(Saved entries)
=-=-=

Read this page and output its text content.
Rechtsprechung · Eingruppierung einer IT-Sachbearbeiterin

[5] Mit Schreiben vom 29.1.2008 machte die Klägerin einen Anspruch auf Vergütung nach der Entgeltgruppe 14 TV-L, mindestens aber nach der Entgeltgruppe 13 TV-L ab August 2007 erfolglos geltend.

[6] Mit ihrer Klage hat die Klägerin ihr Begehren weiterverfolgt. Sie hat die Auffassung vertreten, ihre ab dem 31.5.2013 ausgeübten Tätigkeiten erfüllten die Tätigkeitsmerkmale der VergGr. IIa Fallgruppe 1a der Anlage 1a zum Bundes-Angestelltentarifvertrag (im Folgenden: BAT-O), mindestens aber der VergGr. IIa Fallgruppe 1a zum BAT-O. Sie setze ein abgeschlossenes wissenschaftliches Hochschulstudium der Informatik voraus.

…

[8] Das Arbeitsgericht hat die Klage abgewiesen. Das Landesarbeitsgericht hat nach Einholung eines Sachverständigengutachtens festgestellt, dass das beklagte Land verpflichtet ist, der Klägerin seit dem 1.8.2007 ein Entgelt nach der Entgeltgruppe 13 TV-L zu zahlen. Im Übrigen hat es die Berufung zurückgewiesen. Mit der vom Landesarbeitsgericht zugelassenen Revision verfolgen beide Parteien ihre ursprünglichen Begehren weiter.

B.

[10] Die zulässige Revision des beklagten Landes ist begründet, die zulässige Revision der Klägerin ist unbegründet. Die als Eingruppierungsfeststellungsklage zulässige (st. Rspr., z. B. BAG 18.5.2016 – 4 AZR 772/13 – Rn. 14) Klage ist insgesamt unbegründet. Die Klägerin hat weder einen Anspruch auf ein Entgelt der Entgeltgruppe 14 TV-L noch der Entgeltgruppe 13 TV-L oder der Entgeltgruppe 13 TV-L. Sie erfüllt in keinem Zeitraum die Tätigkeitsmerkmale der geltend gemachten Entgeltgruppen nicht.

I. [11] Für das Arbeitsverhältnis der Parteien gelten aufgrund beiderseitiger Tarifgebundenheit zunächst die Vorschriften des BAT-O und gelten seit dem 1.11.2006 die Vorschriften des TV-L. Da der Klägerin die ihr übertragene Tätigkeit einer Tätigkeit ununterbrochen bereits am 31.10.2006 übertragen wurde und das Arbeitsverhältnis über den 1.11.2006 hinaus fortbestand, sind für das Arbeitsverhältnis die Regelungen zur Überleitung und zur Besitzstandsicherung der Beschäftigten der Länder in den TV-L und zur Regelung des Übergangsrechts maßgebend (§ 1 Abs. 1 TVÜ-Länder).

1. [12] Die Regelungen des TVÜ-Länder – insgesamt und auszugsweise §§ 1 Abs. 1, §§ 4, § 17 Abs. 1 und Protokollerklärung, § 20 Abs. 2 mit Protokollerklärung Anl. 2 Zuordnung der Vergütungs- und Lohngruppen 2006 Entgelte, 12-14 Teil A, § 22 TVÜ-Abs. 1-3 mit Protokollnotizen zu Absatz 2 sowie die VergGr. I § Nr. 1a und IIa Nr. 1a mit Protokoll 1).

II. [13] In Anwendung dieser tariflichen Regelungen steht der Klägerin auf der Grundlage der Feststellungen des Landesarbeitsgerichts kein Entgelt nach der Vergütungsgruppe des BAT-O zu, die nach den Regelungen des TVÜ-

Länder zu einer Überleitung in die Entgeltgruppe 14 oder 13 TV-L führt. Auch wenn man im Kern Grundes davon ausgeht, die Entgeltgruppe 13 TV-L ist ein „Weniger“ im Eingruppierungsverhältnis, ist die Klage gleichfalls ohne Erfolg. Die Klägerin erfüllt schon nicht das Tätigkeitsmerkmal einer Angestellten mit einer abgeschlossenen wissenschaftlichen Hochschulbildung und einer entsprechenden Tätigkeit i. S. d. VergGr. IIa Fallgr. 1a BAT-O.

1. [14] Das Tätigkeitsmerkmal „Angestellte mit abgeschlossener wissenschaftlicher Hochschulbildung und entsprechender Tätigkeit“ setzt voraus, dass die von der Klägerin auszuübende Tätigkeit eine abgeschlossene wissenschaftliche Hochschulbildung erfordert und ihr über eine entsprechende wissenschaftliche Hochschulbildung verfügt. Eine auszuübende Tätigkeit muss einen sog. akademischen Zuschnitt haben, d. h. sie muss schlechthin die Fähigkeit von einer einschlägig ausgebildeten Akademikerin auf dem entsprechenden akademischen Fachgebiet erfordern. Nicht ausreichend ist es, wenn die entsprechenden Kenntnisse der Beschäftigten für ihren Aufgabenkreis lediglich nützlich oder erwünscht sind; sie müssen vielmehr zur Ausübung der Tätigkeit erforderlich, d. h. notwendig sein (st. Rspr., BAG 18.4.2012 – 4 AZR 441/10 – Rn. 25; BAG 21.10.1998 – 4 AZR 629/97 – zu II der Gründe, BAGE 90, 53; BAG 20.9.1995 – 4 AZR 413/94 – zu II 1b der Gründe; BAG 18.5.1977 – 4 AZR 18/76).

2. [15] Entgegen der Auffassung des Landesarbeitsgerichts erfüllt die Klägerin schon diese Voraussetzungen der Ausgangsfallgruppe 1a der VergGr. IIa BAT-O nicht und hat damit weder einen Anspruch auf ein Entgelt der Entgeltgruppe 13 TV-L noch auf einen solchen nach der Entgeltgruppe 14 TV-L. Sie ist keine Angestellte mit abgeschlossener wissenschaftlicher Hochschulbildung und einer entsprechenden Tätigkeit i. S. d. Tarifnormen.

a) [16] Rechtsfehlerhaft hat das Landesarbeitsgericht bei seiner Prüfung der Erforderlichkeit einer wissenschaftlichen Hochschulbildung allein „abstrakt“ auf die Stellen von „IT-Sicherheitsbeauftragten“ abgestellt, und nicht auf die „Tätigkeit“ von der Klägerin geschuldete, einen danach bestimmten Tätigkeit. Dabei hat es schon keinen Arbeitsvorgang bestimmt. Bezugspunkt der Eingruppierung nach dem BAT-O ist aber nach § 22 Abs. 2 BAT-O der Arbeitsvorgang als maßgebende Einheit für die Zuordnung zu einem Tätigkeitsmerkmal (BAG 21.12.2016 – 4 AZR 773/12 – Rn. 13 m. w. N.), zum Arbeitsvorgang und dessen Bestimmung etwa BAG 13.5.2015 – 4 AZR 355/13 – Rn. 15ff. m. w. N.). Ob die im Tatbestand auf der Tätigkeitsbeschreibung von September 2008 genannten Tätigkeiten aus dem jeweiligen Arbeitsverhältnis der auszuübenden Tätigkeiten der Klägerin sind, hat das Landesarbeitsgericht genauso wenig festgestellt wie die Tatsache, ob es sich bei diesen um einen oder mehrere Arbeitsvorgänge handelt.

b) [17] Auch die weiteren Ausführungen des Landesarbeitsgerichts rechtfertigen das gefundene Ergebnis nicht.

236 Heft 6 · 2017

=-=-=

• **Task requirements**:
All of the material must be reproduced exactly.

• **Solution to this problem**:
Read this page and output its text content.
Rechtsprechung · Eingruppierung einer IT-Sachbearbeiterin

[5] Mit Schreiben vom 29.1.2008 machte die Klägerin einen Anspruch auf Vergütung nach der Entgeltgruppe 14 TV-L, mindestens aber nach der Entgeltgruppe 13 TV-L ab August 2007 erfolglos geltend.

[6] Mit ihrer Klage hat die Klägerin ihr Begehren weiterverfolgt. Sie hat die Auffassung vertreten, ihre ab dem 31.5.2013 ausgeübten Tätigkeiten erfüllten die Tätigkeitsmerkmale der VergGr. IIa Fallgruppe 1a der Anlage 1a zum Bundes-Angestelltentarifvertrag (im Folgenden: BAT-O), mindestens aber der VergGr. IIa Fallgruppe 1a zum BAT-O. Sie setze ein abgeschlossenes wissenschaftliches Hochschulstudium der Informatik voraus.

…

[8] Das Arbeitsgericht hat die Klage abgewiesen. Das Landesarbeitsgericht hat nach Einholung eines Sachverständigengutachtens festgestellt, dass das beklagte Land verpflichtet ist, der Klägerin seit dem 1.8.2007 ein Entgelt nach der Entgeltgruppe 13 TV-L zu zahlen. Im Übrigen hat es die Berufung zurückgewiesen. Mit der vom Landesarbeitsgericht zugelassenen Revision verfolgen beide Parteien ihre ursprünglichen Begehren weiter.

B.

[10] Die zulässige Revision des beklagten Landes ist begründet, die zulässige Revision der Klägerin ist unbegründet. Die als Eingruppierungsfeststellungsklage zulässige (st. Rspr., z. B. BAG 18.5.2016 – 4 AZR 772/13 – Rn. 14) Klage ist insgesamt unbegründet. Die Klägerin hat weder einen Anspruch auf ein Entgelt der Entgeltgruppe 14 TV-L noch der Entgeltgruppe 13 TV-L oder der Entgeltgruppe 13 TV-L. Sie erfüllt in keinem Zeitraum die Tätigkeitsmerkmale der geltend gemachten Entgeltgruppen nicht.

I. [11] Für das Arbeitsverhältnis der Parteien gelten aufgrund beiderseitiger Tarifgebundenheit zunächst die Vorschriften des BAT-O und gelten seit dem 1.11.2006 die Vorschriften des TV-L. Da der Klägerin die ihr übertragene Tätigkeit einer Tätigkeit ununterbrochen bereits am 31.10.2006 übertragen wurde und das Arbeitsverhältnis über den 1.11.2006 hinaus fortbestand, sind für das Arbeitsverhältnis die Regelungen zur Überleitung und zur Besitzstandsicherung der Beschäftigten der Länder in den TV-L und zur Regelung des Übergangsrechts maßgebend (§ 1 Abs. 1 TVÜ-Länder).

1. [12] Die Regelungen des TVÜ-Länder – insgesamt und auszugsweise §§ 1 Abs. 1, §§ 4, § 17 Abs. 1 und Protokollerklärung, § 20 Abs. 2 mit Protokollerklärung Anl. 2 Zuordnung der Vergütungs- und Lohngruppen 2006 Entgelte, 12-14 Teil A, § 22 TVÜ-Abs. 1-3 mit Protokollnotizen zu Absatz 2 sowie die VergGr. I § Nr. 1a und IIa Nr. 1a mit Protokoll 1).

II. [13] In Anwendung dieser tariflichen Regelungen steht der Klägerin auf der Grundlage der Feststellungen des Landesarbeitsgerichts kein Entgelt nach der Vergütungsgruppe des BAT-O zu, die nach den Regelungen des TVÜ-

Länder zu einer Überleitung in die Entgeltgruppe 14 oder 13 TV-L führt. Auch wenn man im Kern Grundes davon ausgeht, die Entgeltgruppe 13 TV-L ist ein „Weniger“ im Eingruppierungsverhältnis, ist die Klage gleichfalls ohne Erfolg. Die Klägerin erfüllt schon nicht das Tätigkeitsmerkmal einer Angestellten mit einer abgeschlossenen wissenschaftlichen Hochschulbildung und einer entsprechenden Tätigkeit i. S. d. VergGr. IIa Fallgr. 1a BAT-O.

1. [14] Das Tätigkeitsmerkmal „Angestellte mit abgeschlossener wissenschaftlicher Hochschulbildung und entsprechender Tätigkeit“ setzt voraus, dass die von der Klägerin auszuübende Tätigkeit eine abgeschlossene wissenschaftliche Hochschulbildung erfordert und ihr über eine entsprechende wissenschaftliche Hochschulbildung verfügt. Eine auszuübende Tätigkeit muss einen sog. akademischen Zuschnitt haben, d. h. sie muss schlechthin die Fähigkeit von einer einschlägig ausgebildeten Akademikerin auf dem entsprechenden akademischen Fachgebiet erfordern. Nicht ausreichend ist es, wenn die entsprechenden Kenntnisse der Beschäftigten für ihren Aufgabenkreis lediglich nützlich oder erwünscht sind; sie müssen vielmehr zur Ausübung der Tätigkeit erforderlich, d. h. notwendig sein (st. Rspr., BAG 18.4.2012 – 4 AZR 441/10 – Rn. 25; BAG 21.10.1998 – 4 AZR 629/97 – zu II der Gründe, BAGE 90, 53; BAG 20.9.1995 – 4 AZR 413/94 – zu II 1b der Gründe; BAG 18.5.1977 – 4 AZR 18/76).

2. [15] Entgegen der Auffassung des Landesarbeitsgerichts erfüllt die Klägerin schon diese Voraussetzungen der Ausgangsfallgruppe 1a der VergGr. IIa BAT-O nicht und hat damit weder einen Anspruch auf ein Entgelt der Entgeltgruppe 13 TV-L noch auf einen solchen nach der Entgeltgruppe 14 TV-L. Sie ist keine Angestellte mit abgeschlossener wissenschaftlicher Hochschulbildung und einer entsprechenden Tätigkeit i. S. d. Tarifnormen.

a) [16] Rechtsfehlerhaft hat das Landesarbeitsgericht bei seiner Prüfung der Erforderlichkeit einer wissenschaftlichen Hochschulbildung allein „abstrakt“ auf die Stellen von „IT-Sicherheitsbeauftragten“ abgestellt, und nicht auf die „Tätigkeit“ von der Klägerin geschuldete, einen danach bestimmten Tätigkeit. Dabei hat es schon keinen Arbeitsvorgang bestimmt. Bezugspunkt der Eingruppierung nach dem BAT-O ist aber nach § 22 Abs. 2 BAT-O der Arbeitsvorgang als maßgebende Einheit für die Zuordnung zu einem Tätigkeitsmerkmal (BAG 21.12.2016 – 4 AZR 773/12 – Rn. 13 m. w. N.), zum Arbeitsvorgang und dessen Bestimmung etwa BAG 13.5.2015 – 4 AZR 355/13 – Rn. 15ff. m. w. N.). Ob die im Tatbestand auf der Tätigkeitsbeschreibung von September 2008 genannten Tätigkeiten aus dem jeweiligen Arbeitsverhältnis der auszuübenden Tätigkeiten der Klägerin sind, hat das Landesarbeitsgericht genauso wenig festgestellt wie die Tatsache, ob es sich bei diesen um einen oder mehrere Arbeitsvorgänge handelt.

b) [17] Auch die weiteren Ausführungen des Landesarbeitsgerichts rechtfertigen das gefundene Ergebnis nicht.

236 Heft 6 · 2017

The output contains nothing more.